— Start —
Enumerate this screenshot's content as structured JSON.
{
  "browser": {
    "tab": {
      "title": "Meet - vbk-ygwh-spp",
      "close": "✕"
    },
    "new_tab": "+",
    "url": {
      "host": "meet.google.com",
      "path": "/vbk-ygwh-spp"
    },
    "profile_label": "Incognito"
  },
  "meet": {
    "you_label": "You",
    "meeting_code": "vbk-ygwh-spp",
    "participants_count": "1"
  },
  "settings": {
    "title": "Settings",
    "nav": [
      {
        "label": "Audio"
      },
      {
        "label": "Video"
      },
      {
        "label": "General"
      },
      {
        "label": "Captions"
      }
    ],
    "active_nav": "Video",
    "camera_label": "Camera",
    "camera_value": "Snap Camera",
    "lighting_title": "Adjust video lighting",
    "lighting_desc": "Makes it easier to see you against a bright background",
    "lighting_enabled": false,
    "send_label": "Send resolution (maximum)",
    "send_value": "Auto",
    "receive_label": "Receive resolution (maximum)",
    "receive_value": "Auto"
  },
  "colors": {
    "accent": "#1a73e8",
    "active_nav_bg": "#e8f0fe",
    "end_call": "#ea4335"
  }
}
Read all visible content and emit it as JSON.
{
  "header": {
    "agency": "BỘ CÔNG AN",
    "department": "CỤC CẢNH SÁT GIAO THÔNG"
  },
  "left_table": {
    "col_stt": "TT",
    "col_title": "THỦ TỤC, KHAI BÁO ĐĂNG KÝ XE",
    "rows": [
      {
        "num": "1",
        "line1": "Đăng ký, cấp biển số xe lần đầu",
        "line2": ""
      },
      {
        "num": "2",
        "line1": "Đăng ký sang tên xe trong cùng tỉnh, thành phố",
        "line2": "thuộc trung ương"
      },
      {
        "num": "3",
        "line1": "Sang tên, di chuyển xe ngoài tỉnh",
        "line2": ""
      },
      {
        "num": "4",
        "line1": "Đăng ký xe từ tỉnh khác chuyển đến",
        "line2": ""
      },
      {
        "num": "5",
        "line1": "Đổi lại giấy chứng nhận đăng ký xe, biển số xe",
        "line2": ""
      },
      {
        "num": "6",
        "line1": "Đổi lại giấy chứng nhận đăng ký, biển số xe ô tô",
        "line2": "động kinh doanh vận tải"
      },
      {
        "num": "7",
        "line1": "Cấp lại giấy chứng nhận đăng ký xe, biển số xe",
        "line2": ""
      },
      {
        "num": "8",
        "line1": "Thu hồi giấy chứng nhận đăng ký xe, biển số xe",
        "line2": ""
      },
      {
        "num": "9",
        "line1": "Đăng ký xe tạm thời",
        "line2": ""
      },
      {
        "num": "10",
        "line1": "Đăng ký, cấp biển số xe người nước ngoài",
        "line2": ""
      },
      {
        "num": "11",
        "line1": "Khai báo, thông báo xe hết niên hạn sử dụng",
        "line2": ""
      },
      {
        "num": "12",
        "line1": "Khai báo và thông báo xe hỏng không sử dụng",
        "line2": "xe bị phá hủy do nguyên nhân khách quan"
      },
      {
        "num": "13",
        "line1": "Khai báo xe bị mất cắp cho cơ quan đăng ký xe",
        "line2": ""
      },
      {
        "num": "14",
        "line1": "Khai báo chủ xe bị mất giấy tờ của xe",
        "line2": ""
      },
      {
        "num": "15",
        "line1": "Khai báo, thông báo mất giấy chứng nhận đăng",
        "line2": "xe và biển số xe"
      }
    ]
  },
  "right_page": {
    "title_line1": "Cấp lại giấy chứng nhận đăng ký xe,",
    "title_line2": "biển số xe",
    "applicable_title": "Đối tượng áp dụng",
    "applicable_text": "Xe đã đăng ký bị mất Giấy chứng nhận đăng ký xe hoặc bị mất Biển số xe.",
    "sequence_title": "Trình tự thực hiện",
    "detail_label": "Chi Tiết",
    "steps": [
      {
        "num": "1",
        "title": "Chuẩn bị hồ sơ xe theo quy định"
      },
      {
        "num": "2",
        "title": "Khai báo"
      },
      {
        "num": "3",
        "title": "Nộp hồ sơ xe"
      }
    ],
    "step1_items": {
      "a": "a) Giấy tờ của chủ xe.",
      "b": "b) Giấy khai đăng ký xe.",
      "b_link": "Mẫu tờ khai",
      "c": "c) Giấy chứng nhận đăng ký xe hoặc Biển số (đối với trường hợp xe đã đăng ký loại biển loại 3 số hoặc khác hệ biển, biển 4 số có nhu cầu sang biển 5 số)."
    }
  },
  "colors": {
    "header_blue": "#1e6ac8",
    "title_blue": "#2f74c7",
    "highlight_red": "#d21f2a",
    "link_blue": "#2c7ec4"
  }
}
— End —
▸ Task directions:
Report the number of lines in the entries above that include the string "hoặc". Give nothing but the number.

▸ The result:
2